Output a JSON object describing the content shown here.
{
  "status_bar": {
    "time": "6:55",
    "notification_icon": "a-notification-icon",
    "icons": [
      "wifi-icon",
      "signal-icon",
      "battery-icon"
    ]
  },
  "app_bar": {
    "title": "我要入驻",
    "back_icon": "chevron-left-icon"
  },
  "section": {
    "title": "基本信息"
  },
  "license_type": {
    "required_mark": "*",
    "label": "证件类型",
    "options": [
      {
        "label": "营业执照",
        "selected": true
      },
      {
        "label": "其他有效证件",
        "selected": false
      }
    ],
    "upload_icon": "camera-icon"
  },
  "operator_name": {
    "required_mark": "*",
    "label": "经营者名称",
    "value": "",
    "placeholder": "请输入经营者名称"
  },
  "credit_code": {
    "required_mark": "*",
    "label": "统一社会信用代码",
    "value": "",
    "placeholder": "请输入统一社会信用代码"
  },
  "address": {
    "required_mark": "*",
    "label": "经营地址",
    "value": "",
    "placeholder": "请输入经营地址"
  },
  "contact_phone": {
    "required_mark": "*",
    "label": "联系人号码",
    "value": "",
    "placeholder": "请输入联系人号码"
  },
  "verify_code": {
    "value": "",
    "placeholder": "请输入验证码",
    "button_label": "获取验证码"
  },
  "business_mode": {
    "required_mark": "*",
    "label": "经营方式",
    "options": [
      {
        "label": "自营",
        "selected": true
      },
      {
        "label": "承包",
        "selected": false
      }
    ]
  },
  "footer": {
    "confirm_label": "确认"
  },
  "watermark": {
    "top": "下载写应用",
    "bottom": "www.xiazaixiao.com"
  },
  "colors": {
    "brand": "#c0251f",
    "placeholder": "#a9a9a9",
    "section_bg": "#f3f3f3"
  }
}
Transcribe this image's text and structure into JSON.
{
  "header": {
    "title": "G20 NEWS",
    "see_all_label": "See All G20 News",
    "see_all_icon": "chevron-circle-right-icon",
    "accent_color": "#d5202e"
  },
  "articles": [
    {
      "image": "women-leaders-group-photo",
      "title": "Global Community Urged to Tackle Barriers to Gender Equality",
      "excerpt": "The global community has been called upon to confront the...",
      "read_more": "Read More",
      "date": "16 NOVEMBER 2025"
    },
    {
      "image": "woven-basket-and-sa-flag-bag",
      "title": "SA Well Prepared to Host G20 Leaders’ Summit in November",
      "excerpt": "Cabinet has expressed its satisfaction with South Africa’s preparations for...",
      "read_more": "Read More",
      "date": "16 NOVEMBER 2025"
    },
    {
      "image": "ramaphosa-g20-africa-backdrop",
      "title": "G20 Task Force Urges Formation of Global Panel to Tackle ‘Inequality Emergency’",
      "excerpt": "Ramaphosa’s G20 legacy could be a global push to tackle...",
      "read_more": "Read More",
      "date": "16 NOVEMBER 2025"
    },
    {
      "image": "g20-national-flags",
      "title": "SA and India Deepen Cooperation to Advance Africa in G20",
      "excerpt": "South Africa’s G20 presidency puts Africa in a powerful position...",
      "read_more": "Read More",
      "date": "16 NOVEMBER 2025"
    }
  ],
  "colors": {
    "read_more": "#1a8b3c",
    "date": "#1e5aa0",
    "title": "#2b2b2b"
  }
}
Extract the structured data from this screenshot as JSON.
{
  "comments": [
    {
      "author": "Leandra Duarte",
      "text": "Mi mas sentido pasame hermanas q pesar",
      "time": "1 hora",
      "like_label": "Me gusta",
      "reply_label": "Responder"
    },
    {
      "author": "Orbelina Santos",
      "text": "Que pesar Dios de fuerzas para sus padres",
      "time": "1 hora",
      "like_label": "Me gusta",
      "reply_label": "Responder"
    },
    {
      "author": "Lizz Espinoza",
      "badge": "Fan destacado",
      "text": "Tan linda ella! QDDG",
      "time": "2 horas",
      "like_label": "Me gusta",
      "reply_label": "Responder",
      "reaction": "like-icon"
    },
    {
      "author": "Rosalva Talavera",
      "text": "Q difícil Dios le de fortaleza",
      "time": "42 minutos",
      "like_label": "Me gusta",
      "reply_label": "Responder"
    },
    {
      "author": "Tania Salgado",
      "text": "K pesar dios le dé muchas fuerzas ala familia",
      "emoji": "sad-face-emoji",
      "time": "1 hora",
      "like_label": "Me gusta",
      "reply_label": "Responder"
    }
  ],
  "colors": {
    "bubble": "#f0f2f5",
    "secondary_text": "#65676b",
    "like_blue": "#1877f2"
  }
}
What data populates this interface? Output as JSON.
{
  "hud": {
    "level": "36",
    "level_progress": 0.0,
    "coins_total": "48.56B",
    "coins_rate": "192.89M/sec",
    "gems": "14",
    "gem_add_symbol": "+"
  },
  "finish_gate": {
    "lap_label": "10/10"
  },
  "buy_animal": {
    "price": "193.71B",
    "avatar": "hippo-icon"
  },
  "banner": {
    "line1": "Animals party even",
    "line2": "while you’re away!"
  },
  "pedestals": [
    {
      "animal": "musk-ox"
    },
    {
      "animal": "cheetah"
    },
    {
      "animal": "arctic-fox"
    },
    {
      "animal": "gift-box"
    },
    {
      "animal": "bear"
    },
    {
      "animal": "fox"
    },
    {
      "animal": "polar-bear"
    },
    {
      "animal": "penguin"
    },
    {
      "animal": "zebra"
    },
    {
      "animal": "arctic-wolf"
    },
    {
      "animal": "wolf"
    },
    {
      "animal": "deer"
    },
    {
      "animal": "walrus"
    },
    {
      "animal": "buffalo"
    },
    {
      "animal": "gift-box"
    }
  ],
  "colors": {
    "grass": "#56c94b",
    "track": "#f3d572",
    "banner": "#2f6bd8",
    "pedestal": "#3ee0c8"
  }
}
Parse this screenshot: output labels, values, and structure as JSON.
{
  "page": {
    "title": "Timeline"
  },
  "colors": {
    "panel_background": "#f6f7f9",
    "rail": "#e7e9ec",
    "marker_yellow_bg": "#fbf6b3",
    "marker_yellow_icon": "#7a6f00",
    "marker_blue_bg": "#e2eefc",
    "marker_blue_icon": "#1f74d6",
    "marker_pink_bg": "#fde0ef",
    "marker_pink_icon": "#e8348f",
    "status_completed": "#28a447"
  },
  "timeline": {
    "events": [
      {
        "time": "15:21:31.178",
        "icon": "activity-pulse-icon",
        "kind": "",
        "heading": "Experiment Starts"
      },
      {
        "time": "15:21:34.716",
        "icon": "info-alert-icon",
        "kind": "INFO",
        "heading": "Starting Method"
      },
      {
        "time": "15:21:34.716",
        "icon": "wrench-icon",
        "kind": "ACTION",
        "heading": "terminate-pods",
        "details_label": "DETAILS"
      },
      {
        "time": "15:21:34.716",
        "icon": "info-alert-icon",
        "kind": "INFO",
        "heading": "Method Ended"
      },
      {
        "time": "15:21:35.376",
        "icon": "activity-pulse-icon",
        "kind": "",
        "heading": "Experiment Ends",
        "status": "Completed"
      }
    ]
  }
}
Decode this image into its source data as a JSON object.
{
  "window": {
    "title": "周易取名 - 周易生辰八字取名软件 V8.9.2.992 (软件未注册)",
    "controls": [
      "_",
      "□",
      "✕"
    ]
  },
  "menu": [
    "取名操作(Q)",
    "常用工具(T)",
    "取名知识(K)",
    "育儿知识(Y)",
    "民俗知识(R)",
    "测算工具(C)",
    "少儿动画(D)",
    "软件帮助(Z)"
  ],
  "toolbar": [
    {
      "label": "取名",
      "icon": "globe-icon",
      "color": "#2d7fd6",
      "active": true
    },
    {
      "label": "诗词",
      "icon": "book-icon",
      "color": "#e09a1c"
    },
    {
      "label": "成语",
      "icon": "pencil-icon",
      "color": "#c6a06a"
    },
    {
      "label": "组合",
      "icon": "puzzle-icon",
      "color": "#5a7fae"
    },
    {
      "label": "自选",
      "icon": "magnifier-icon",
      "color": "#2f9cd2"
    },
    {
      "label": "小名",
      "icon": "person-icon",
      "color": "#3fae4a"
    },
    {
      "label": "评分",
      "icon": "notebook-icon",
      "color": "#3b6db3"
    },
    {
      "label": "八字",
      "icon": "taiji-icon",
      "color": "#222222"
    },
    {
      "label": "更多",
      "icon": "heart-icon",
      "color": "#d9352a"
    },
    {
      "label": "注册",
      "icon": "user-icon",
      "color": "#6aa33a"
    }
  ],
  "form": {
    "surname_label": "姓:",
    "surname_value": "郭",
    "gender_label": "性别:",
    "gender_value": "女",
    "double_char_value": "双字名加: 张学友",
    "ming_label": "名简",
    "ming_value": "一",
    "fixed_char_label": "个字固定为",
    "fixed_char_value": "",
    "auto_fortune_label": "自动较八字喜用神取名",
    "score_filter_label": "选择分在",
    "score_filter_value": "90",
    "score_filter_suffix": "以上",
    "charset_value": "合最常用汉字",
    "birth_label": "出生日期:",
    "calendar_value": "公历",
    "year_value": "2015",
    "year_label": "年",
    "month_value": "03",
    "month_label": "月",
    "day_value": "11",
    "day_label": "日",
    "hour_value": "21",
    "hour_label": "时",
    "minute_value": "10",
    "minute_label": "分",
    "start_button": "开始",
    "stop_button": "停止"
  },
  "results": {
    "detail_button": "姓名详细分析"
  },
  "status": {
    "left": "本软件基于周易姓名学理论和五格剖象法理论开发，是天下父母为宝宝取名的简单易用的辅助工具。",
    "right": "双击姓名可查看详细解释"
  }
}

====

**What is asked**
Copy all lines from the data that hold the word "right".

**Finished exercise**
    "see_all_icon": "chevron-circle-right-icon",
    "right": "双击姓名可查看详细解释"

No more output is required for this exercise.